=== MATERIAL PROVIDED ===

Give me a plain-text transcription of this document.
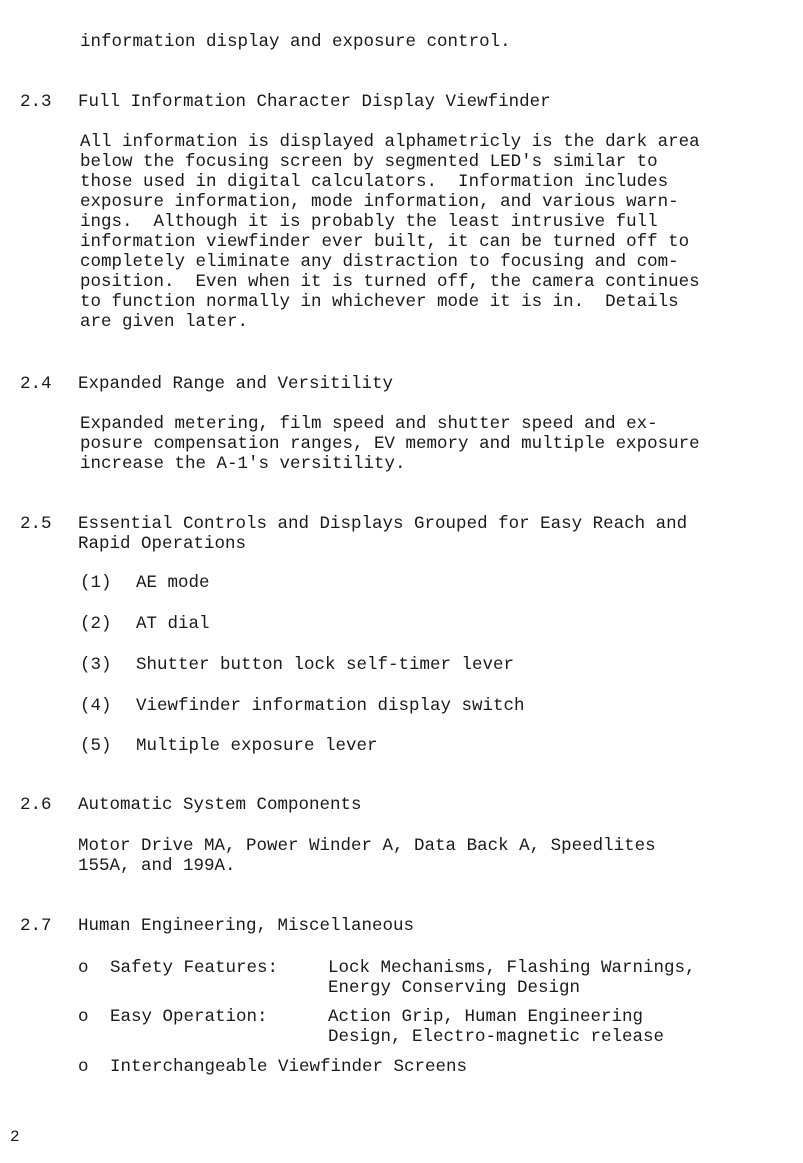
information display and exposure control.
2.3 Full Information Character Display Viewfinder
All information is displayed alphametricly is the dark area
below the focusing screen by segmented LED's similar to
those used in digital calculators.  Information includes
exposure information, mode information, and various warn-
ings.  Although it is probably the least intrusive full
information viewfinder ever built, it can be turned off to
completely eliminate any distraction to focusing and com-
position.  Even when it is turned off, the camera continues
to function normally in whichever mode it is in.  Details
are given later.
2.4 Expanded Range and Versitility
Expanded metering, film speed and shutter speed and ex-
posure compensation ranges, EV memory and multiple exposure
increase the A-1's versitility.
2.5 Essential Controls and Displays Grouped for Easy Reach and
Rapid Operations
(1) AE mode
(2) AT dial
(3) Shutter button lock self-timer lever
(4) Viewfinder information display switch
(5) Multiple exposure lever
2.6 Automatic System Components
Motor Drive MA, Power Winder A, Data Back A, Speedlites
155A, and 199A.
2.7 Human Engineering, Miscellaneous
o Safety Features:	Lock Mechanisms, Flashing Warnings,
Energy Conserving Design
o Easy Operation:	Action Grip, Human Engineering
Design, Electro-magnetic release
o Interchangeable Viewfinder Screens
2
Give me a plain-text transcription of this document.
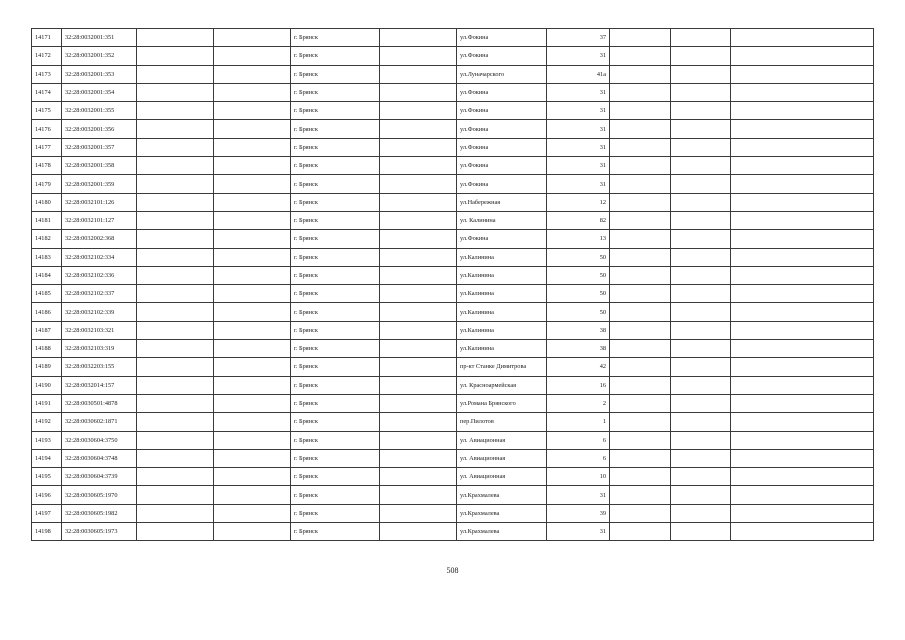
14171	32:28:0032001:351			г. Брянск		ул.Фокина	37			
14172	32:28:0032001:352			г. Брянск		ул.Фокина	31			
14173	32:28:0032001:353			г. Брянск		ул.Луначарского	41а			
14174	32:28:0032001:354			г. Брянск		ул.Фокина	31			
14175	32:28:0032001:355			г. Брянск		ул.Фокина	31			
14176	32:28:0032001:356			г. Брянск		ул.Фокина	31			
14177	32:28:0032001:357			г. Брянск		ул.Фокина	31			
14178	32:28:0032001:358			г. Брянск		ул.Фокина	31			
14179	32:28:0032001:359			г. Брянск		ул.Фокина	31			
14180	32:28:0032101:126			г. Брянск		ул.Набережная	12			
14181	32:28:0032101:127			г. Брянск		ул. Калинина	82			
14182	32:28:0032002:368			г. Брянск		ул.Фокина	13			
14183	32:28:0032102:334			г. Брянск		ул.Калинина	50			
14184	32:28:0032102:336			г. Брянск		ул.Калинина	50			
14185	32:28:0032102:337			г. Брянск		ул.Калинина	50			
14186	32:28:0032102:339			г. Брянск		ул.Калинина	50			
14187	32:28:0032103:321			г. Брянск		ул.Калинина	38			
14188	32:28:0032103:319			г. Брянск		ул.Калинина	38			
14189	32:28:0032203:155			г. Брянск		пр-кт Станке Димитрова	42			
14190	32:28:0032014:157			г. Брянск		ул. Красноармейская	16			
14191	32:28:0030501:4878			г. Брянск		ул.Романа Брянского	2			
14192	32:28:0030602:1871			г. Брянск		пер.Пилотов	1			
14193	32:28:0030604:3750			г. Брянск		ул. Авиационная	6			
14194	32:28:0030604:3748			г. Брянск		ул. Авиационная	6			
14195	32:28:0030604:3739			г. Брянск		ул. Авиационная	10			
14196	32:28:0030605:1970			г. Брянск		ул.Крахмалева	31			
14197	32:28:0030605:1982			г. Брянск		ул.Крахмалева	39			
14198	32:28:0030605:1973			г. Брянск		ул.Крахмалева	31			
508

===

**JOB:** Every line of the data should be copied as it stands, without the images.

**TASK OUTPUT:**
Give me a plain-text transcription of this document.
information display and exposure control.
2.3 Full Information Character Display Viewfinder
All information is displayed alphametricly is the dark area
below the focusing screen by segmented LED's similar to
those used in digital calculators.  Information includes
exposure information, mode information, and various warn-
ings.  Although it is probably the least intrusive full
information viewfinder ever built, it can be turned off to
completely eliminate any distraction to focusing and com-
position.  Even when it is turned off, the camera continues
to function normally in whichever mode it is in.  Details
are given later.
2.4 Expanded Range and Versitility
Expanded metering, film speed and shutter speed and ex-
posure compensation ranges, EV memory and multiple exposure
increase the A-1's versitility.
2.5 Essential Controls and Displays Grouped for Easy Reach and
Rapid Operations
(1) AE mode
(2) AT dial
(3) Shutter button lock self-timer lever
(4) Viewfinder information display switch
(5) Multiple exposure lever
2.6 Automatic System Components
Motor Drive MA, Power Winder A, Data Back A, Speedlites
155A, and 199A.
2.7 Human Engineering, Miscellaneous
o Safety Features:	Lock Mechanisms, Flashing Warnings,
Energy Conserving Design
o Easy Operation:	Action Grip, Human Engineering
Design, Electro-magnetic release
o Interchangeable Viewfinder Screens
2
Give me a plain-text transcription of this document.
14171	32:28:0032001:351			г. Брянск		ул.Фокина	37			
14172	32:28:0032001:352			г. Брянск		ул.Фокина	31			
14173	32:28:0032001:353			г. Брянск		ул.Луначарского	41а			
14174	32:28:0032001:354			г. Брянск		ул.Фокина	31			
14175	32:28:0032001:355			г. Брянск		ул.Фокина	31			
14176	32:28:0032001:356			г. Брянск		ул.Фокина	31			
14177	32:28:0032001:357			г. Брянск		ул.Фокина	31			
14178	32:28:0032001:358			г. Брянск		ул.Фокина	31			
14179	32:28:0032001:359			г. Брянск		ул.Фокина	31			
14180	32:28:0032101:126			г. Брянск		ул.Набережная	12			
14181	32:28:0032101:127			г. Брянск		ул. Калинина	82			
14182	32:28:0032002:368			г. Брянск		ул.Фокина	13			
14183	32:28:0032102:334			г. Брянск		ул.Калинина	50			
14184	32:28:0032102:336			г. Брянск		ул.Калинина	50			
14185	32:28:0032102:337			г. Брянск		ул.Калинина	50			
14186	32:28:0032102:339			г. Брянск		ул.Калинина	50			
14187	32:28:0032103:321			г. Брянск		ул.Калинина	38			
14188	32:28:0032103:319			г. Брянск		ул.Калинина	38			
14189	32:28:0032203:155			г. Брянск		пр-кт Станке Димитрова	42			
14190	32:28:0032014:157			г. Брянск		ул. Красноармейская	16			
14191	32:28:0030501:4878			г. Брянск		ул.Романа Брянского	2			
14192	32:28:0030602:1871			г. Брянск		пер.Пилотов	1			
14193	32:28:0030604:3750			г. Брянск		ул. Авиационная	6			
14194	32:28:0030604:3748			г. Брянск		ул. Авиационная	6			
14195	32:28:0030604:3739			г. Брянск		ул. Авиационная	10			
14196	32:28:0030605:1970			г. Брянск		ул.Крахмалева	31			
14197	32:28:0030605:1982			г. Брянск		ул.Крахмалева	39			
14198	32:28:0030605:1973			г. Брянск		ул.Крахмалева	31			
508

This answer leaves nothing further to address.